[START DATA FOR THIS EXERCISE]

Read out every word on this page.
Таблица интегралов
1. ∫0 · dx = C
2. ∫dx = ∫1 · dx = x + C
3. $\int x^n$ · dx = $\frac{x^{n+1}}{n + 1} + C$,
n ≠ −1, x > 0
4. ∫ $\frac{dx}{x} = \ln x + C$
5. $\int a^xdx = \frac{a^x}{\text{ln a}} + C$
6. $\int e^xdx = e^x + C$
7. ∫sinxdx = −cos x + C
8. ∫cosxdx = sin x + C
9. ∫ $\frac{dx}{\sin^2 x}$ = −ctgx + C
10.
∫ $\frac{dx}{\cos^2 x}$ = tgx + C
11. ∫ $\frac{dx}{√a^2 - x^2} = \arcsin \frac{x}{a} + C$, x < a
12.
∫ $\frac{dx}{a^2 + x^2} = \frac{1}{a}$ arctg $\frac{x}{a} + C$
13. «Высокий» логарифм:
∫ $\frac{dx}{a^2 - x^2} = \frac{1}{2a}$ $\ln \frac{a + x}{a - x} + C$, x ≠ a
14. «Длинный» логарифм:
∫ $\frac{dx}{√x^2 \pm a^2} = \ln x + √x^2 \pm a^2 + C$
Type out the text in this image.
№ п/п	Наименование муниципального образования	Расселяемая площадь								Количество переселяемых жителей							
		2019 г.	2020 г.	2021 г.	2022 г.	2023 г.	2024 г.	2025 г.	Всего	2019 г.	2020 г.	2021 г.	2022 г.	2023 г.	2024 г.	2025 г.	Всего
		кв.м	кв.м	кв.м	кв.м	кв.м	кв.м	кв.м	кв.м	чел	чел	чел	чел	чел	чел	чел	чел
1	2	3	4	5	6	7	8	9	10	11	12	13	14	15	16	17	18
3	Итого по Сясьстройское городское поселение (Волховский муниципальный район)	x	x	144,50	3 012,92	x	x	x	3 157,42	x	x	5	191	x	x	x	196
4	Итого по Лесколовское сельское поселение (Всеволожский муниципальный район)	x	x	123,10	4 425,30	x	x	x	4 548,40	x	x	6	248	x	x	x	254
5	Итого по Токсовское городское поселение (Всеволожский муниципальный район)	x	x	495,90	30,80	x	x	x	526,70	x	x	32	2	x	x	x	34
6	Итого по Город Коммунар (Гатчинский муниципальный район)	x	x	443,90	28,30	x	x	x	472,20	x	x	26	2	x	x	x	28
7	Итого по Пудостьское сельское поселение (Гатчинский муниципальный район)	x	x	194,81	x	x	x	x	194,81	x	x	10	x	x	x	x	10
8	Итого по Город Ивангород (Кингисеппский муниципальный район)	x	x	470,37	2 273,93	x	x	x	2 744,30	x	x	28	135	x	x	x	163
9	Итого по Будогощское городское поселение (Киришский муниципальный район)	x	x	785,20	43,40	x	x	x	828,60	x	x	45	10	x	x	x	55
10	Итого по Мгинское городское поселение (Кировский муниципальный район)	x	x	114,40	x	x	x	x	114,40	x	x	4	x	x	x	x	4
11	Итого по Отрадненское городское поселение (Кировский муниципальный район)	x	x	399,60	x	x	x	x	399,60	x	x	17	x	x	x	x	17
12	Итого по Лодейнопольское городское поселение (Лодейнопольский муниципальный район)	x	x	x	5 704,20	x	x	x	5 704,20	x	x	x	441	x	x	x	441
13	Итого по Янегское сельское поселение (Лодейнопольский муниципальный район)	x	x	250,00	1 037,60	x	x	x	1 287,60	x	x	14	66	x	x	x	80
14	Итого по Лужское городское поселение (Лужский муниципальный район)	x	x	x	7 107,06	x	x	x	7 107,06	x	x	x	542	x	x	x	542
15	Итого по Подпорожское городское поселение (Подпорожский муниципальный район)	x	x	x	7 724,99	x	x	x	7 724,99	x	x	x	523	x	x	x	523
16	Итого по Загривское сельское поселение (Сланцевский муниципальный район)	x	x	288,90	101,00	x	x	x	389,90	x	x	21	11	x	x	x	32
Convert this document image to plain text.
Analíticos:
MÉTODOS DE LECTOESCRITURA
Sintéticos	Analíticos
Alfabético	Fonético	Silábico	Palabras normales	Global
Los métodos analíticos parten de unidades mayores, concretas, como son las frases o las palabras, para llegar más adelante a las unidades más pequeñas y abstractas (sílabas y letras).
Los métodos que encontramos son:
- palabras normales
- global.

[END DATA FOR THIS EXERCISE]

Give all the records again. Match them exactly.

Read out every word on this page.
Таблица интегралов
1. ∫0 · dx = C
2. ∫dx = ∫1 · dx = x + C
3. $\int x^n$ · dx = $\frac{x^{n+1}}{n + 1} + C$,
n ≠ −1, x > 0
4. ∫ $\frac{dx}{x} = \ln x + C$
5. $\int a^xdx = \frac{a^x}{\text{ln a}} + C$
6. $\int e^xdx = e^x + C$
7. ∫sinxdx = −cos x + C
8. ∫cosxdx = sin x + C
9. ∫ $\frac{dx}{\sin^2 x}$ = −ctgx + C
10.
∫ $\frac{dx}{\cos^2 x}$ = tgx + C
11. ∫ $\frac{dx}{√a^2 - x^2} = \arcsin \frac{x}{a} + C$, x < a
12.
∫ $\frac{dx}{a^2 + x^2} = \frac{1}{a}$ arctg $\frac{x}{a} + C$
13. «Высокий» логарифм:
∫ $\frac{dx}{a^2 - x^2} = \frac{1}{2a}$ $\ln \frac{a + x}{a - x} + C$, x ≠ a
14. «Длинный» логарифм:
∫ $\frac{dx}{√x^2 \pm a^2} = \ln x + √x^2 \pm a^2 + C$
Type out the text in this image.
№ п/п	Наименование муниципального образования	Расселяемая площадь								Количество переселяемых жителей							
		2019 г.	2020 г.	2021 г.	2022 г.	2023 г.	2024 г.	2025 г.	Всего	2019 г.	2020 г.	2021 г.	2022 г.	2023 г.	2024 г.	2025 г.	Всего
		кв.м	кв.м	кв.м	кв.м	кв.м	кв.м	кв.м	кв.м	чел	чел	чел	чел	чел	чел	чел	чел
1	2	3	4	5	6	7	8	9	10	11	12	13	14	15	16	17	18
3	Итого по Сясьстройское городское поселение (Волховский муниципальный район)	x	x	144,50	3 012,92	x	x	x	3 157,42	x	x	5	191	x	x	x	196
4	Итого по Лесколовское сельское поселение (Всеволожский муниципальный район)	x	x	123,10	4 425,30	x	x	x	4 548,40	x	x	6	248	x	x	x	254
5	Итого по Токсовское городское поселение (Всеволожский муниципальный район)	x	x	495,90	30,80	x	x	x	526,70	x	x	32	2	x	x	x	34
6	Итого по Город Коммунар (Гатчинский муниципальный район)	x	x	443,90	28,30	x	x	x	472,20	x	x	26	2	x	x	x	28
7	Итого по Пудостьское сельское поселение (Гатчинский муниципальный район)	x	x	194,81	x	x	x	x	194,81	x	x	10	x	x	x	x	10
8	Итого по Город Ивангород (Кингисеппский муниципальный район)	x	x	470,37	2 273,93	x	x	x	2 744,30	x	x	28	135	x	x	x	163
9	Итого по Будогощское городское поселение (Киришский муниципальный район)	x	x	785,20	43,40	x	x	x	828,60	x	x	45	10	x	x	x	55
10	Итого по Мгинское городское поселение (Кировский муниципальный район)	x	x	114,40	x	x	x	x	114,40	x	x	4	x	x	x	x	4
11	Итого по Отрадненское городское поселение (Кировский муниципальный район)	x	x	399,60	x	x	x	x	399,60	x	x	17	x	x	x	x	17
12	Итого по Лодейнопольское городское поселение (Лодейнопольский муниципальный район)	x	x	x	5 704,20	x	x	x	5 704,20	x	x	x	441	x	x	x	441
13	Итого по Янегское сельское поселение (Лодейнопольский муниципальный район)	x	x	250,00	1 037,60	x	x	x	1 287,60	x	x	14	66	x	x	x	80
14	Итого по Лужское городское поселение (Лужский муниципальный район)	x	x	x	7 107,06	x	x	x	7 107,06	x	x	x	542	x	x	x	542
15	Итого по Подпорожское городское поселение (Подпорожский муниципальный район)	x	x	x	7 724,99	x	x	x	7 724,99	x	x	x	523	x	x	x	523
16	Итого по Загривское сельское поселение (Сланцевский муниципальный район)	x	x	288,90	101,00	x	x	x	389,90	x	x	21	11	x	x	x	32
Convert this document image to plain text.
Analíticos:
MÉTODOS DE LECTOESCRITURA
Sintéticos	Analíticos
Alfabético	Fonético	Silábico	Palabras normales	Global
Los métodos analíticos parten de unidades mayores, concretas, como son las frases o las palabras, para llegar más adelante a las unidades más pequeñas y abstractas (sílabas y letras).
Los métodos que encontramos son:
- palabras normales
- global.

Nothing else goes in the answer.